[Stored items]
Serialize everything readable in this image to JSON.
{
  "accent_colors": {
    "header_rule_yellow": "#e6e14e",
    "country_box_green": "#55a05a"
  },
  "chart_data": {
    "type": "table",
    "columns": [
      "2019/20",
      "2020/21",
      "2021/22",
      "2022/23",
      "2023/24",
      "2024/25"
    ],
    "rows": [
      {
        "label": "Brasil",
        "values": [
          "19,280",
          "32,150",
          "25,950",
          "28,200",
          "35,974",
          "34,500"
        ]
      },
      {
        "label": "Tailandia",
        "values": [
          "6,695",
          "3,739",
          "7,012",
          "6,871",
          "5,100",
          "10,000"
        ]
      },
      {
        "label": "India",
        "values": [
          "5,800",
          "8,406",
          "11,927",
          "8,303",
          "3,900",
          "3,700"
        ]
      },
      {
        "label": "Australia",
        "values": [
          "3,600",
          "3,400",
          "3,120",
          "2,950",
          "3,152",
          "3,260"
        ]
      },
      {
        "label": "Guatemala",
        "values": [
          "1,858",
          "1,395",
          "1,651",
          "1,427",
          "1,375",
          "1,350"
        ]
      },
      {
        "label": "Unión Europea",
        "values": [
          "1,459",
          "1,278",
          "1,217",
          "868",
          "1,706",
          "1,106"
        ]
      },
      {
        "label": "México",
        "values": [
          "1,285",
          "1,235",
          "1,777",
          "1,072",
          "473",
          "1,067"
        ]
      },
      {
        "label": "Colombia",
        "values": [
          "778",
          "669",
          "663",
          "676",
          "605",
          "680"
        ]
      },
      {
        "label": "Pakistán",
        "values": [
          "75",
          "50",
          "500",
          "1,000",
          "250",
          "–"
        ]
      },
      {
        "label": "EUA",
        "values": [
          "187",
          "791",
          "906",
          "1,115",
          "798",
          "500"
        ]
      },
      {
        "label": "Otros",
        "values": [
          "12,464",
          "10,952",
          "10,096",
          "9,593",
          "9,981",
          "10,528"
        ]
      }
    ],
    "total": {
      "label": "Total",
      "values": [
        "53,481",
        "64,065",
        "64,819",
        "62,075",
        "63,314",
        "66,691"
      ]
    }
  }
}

Your objective:
Return, from the data, each line that has the word "label" in it.

Response to this task:
        "label": "Brasil",
        "label": "Tailandia",
        "label": "India",
        "label": "Australia",
        "label": "Guatemala",
        "label": "Unión Europea",
        "label": "México",
        "label": "Colombia",
        "label": "Pakistán",
        "label": "EUA",
        "label": "Otros",
      "label": "Total",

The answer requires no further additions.